==== INPUT ROWS

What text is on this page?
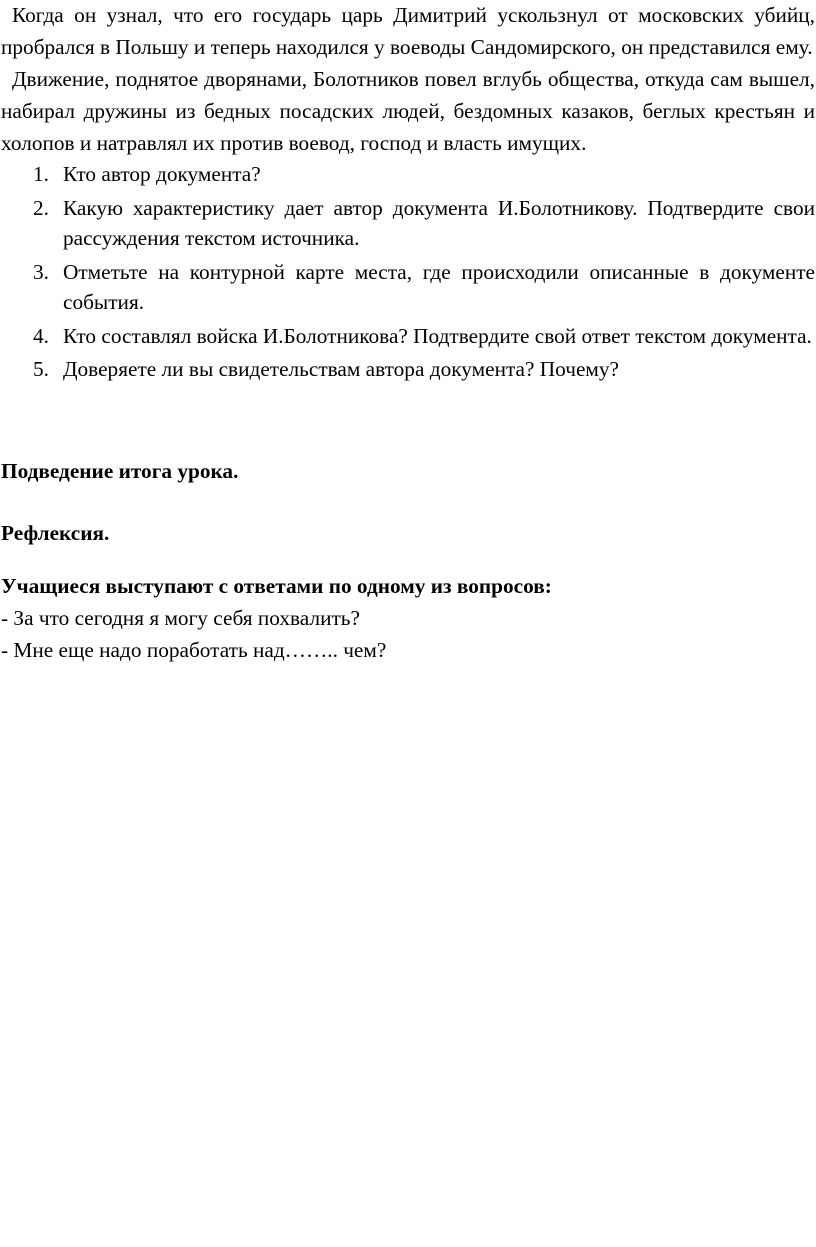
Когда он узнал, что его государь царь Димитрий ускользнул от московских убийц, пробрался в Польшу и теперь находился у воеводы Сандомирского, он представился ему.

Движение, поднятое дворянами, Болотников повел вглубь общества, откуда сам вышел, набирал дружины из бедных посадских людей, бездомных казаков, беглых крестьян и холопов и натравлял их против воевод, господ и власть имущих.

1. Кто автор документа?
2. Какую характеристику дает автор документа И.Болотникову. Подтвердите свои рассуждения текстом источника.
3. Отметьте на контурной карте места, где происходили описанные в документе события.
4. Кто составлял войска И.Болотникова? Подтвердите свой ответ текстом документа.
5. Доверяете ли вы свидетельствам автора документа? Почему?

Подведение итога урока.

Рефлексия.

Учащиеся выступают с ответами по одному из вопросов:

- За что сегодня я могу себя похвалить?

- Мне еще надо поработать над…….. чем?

========
==== INPUT ROWS

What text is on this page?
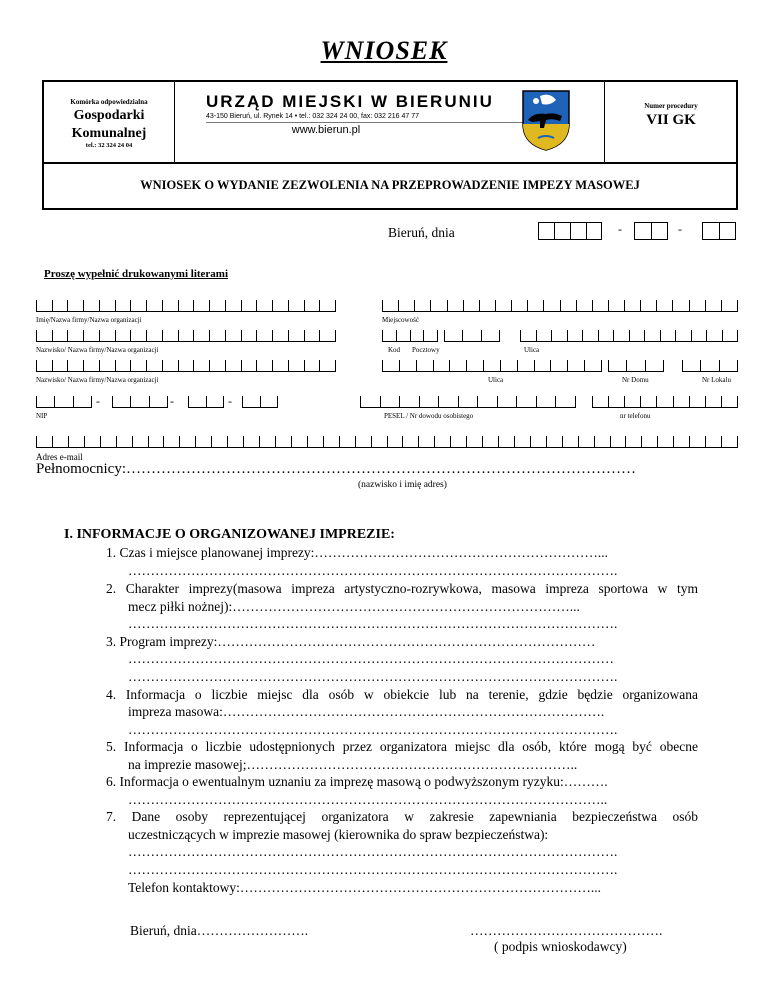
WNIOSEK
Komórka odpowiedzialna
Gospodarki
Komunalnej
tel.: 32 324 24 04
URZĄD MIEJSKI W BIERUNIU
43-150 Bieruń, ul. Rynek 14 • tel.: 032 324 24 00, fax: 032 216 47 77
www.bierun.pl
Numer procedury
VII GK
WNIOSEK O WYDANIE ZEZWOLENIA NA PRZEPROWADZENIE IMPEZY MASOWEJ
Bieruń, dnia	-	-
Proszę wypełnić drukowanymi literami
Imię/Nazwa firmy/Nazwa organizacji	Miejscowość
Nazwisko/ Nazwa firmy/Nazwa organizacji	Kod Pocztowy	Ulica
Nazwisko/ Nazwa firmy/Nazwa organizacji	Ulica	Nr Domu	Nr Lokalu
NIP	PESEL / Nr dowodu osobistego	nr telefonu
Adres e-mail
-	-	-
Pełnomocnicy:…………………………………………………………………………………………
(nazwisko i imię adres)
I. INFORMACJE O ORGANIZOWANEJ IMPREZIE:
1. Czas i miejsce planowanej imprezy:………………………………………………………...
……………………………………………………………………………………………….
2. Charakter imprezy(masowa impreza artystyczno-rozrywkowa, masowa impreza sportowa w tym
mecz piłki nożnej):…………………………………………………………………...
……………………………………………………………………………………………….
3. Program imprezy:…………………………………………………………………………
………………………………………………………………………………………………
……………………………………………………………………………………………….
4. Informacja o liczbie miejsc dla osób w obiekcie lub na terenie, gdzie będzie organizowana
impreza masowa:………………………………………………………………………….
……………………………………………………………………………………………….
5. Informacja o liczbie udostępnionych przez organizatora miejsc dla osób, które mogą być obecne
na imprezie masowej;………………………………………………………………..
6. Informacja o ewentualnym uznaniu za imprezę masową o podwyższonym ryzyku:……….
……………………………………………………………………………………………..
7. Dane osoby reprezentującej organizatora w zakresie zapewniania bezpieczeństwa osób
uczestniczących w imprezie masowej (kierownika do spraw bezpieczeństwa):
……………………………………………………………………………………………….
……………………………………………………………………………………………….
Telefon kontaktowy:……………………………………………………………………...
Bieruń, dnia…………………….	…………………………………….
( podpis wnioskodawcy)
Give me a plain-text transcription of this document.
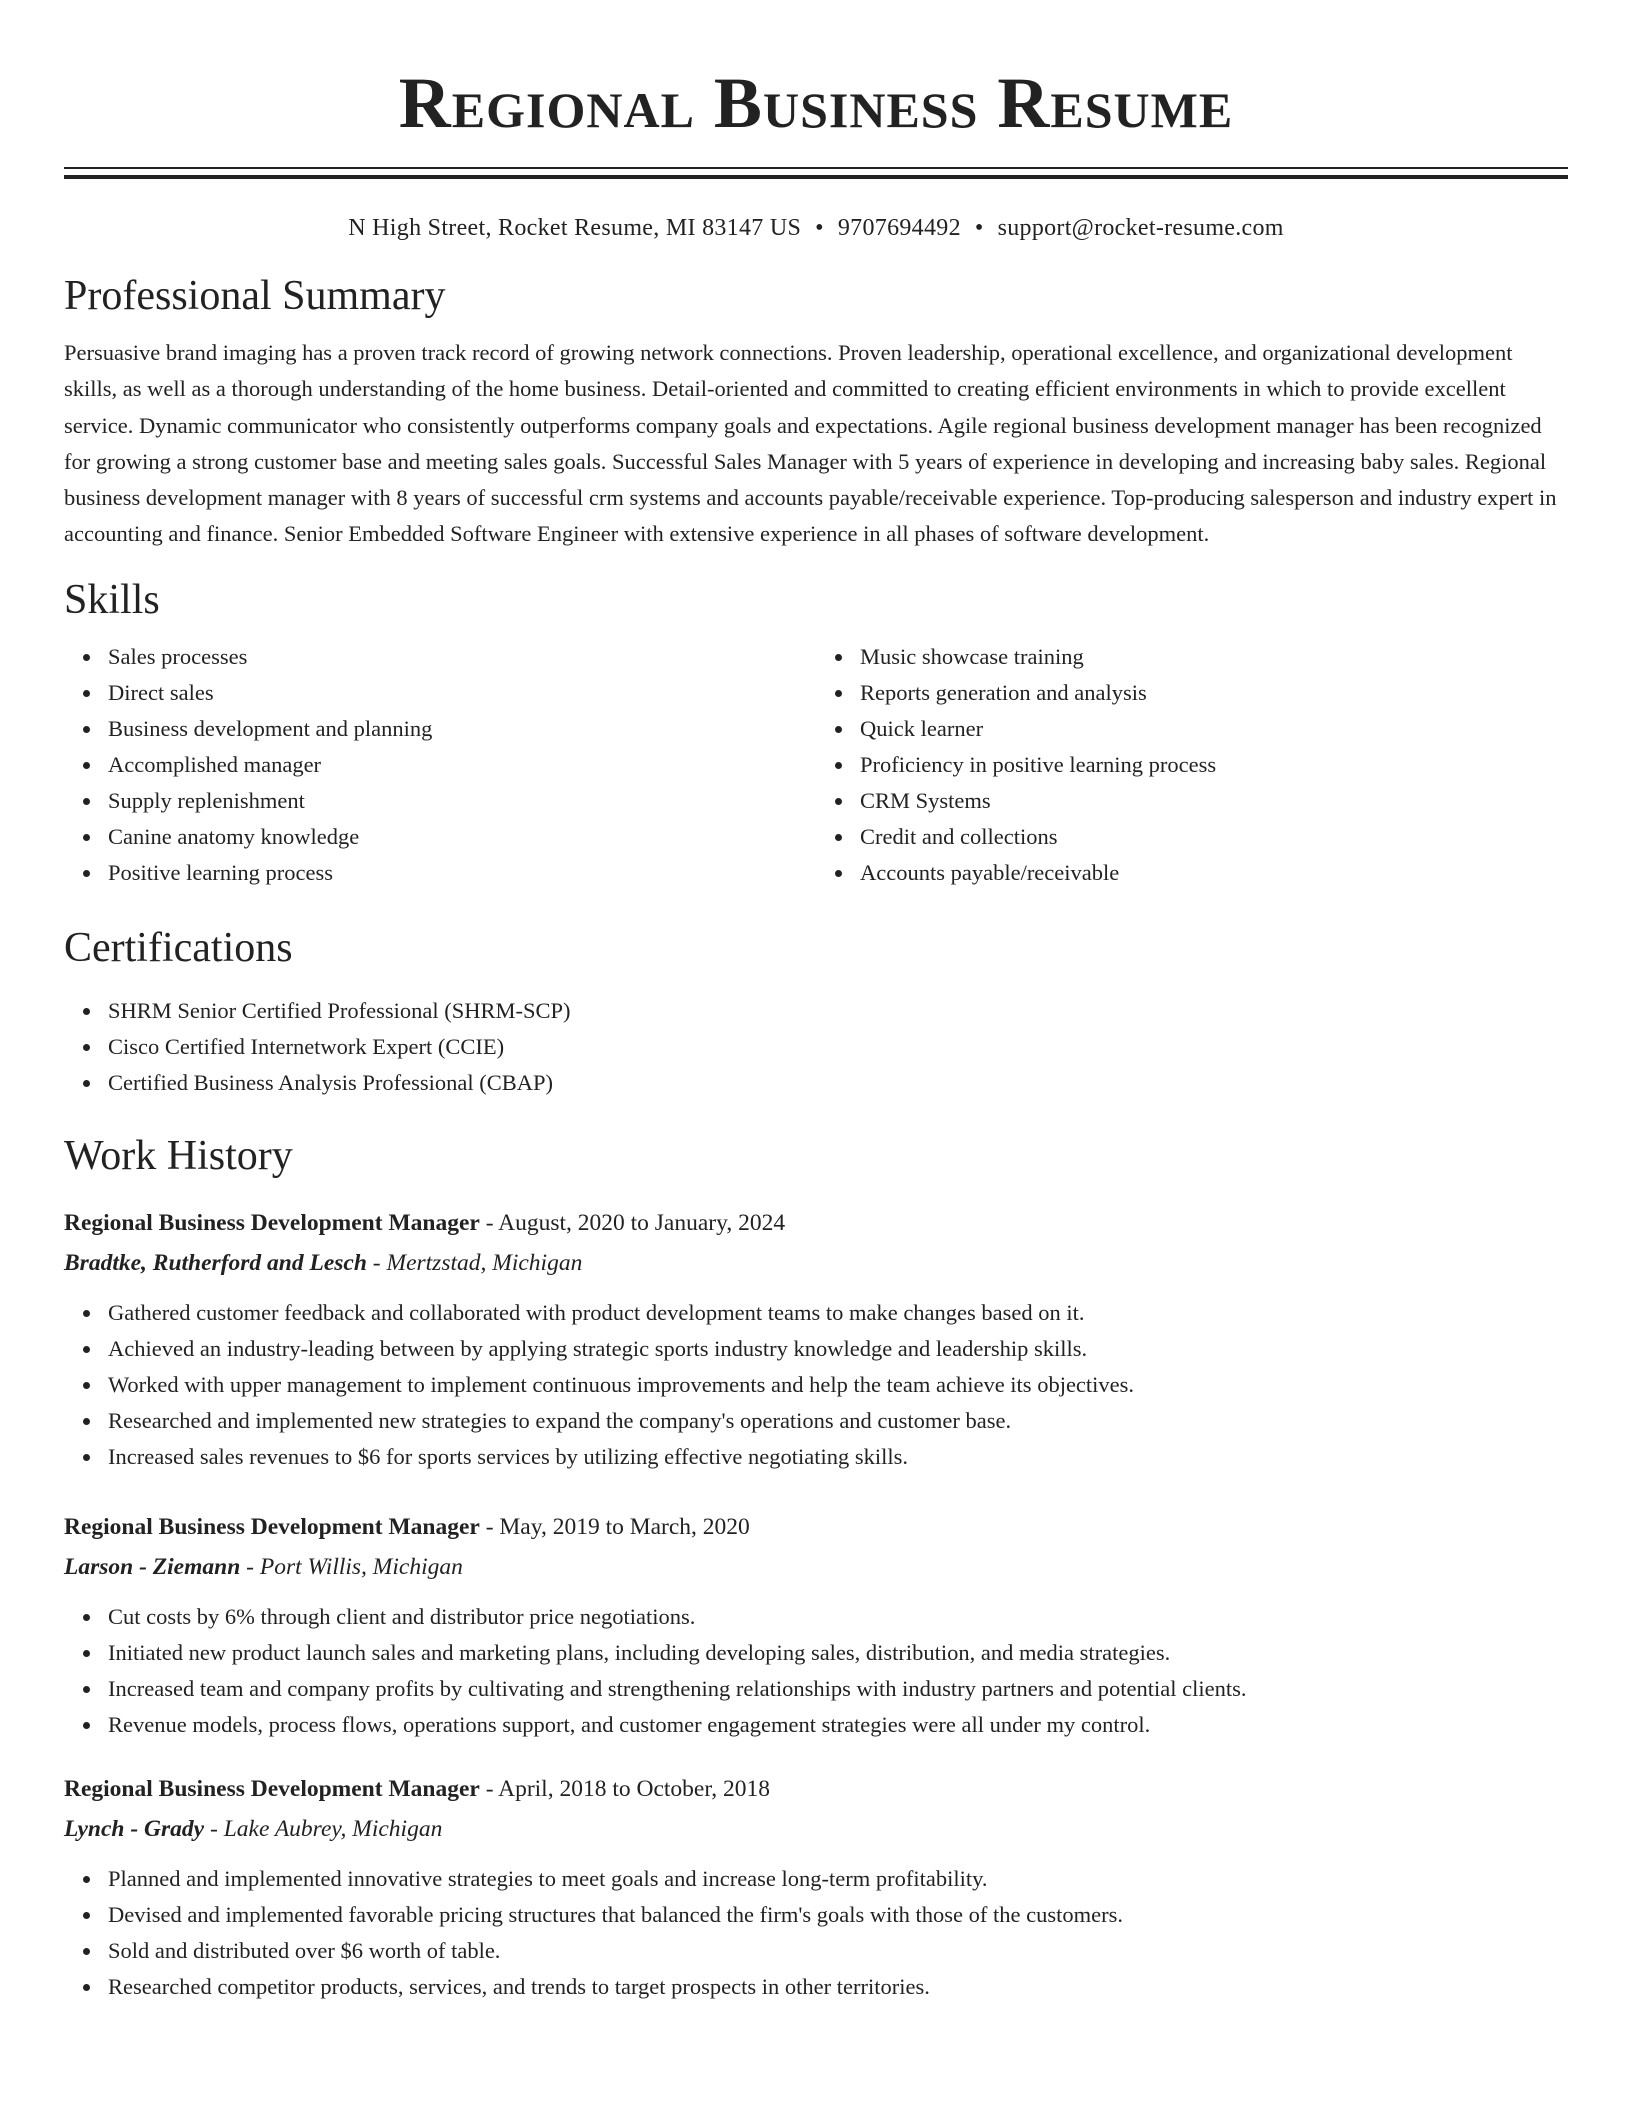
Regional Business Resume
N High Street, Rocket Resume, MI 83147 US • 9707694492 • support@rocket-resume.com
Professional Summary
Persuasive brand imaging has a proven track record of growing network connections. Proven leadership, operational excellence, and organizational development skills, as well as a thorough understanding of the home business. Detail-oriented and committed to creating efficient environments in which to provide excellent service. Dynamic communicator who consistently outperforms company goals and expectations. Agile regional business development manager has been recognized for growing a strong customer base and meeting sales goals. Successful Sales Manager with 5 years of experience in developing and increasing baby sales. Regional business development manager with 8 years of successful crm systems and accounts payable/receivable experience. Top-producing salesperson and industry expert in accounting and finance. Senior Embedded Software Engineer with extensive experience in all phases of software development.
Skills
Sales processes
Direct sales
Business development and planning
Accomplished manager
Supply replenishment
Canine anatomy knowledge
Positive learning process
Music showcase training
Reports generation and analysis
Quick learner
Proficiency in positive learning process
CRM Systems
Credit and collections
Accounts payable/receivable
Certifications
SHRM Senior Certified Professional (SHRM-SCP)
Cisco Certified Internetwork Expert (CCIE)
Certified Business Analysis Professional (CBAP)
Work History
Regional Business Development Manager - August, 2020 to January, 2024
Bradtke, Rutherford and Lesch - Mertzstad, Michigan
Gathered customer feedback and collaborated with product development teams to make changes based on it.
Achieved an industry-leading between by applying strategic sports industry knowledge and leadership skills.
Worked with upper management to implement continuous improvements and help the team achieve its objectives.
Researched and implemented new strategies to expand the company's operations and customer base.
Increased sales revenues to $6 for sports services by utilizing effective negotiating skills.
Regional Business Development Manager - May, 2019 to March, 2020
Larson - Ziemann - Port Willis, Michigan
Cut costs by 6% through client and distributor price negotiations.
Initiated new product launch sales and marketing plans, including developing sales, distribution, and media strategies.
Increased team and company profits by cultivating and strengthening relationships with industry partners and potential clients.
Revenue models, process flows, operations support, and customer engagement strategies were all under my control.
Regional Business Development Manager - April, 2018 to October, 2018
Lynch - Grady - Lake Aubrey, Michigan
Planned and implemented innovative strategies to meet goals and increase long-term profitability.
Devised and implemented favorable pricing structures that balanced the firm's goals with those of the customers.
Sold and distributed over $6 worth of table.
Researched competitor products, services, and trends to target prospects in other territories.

========

WHAT YOU SHOULD DO: Your task is to collect every line above that contains the word "sports".

COMPLETED TASK:
Achieved an industry-leading between by applying strategic sports industry knowledge and leadership skills.
Increased sales revenues to $6 for sports services by utilizing effective negotiating skills.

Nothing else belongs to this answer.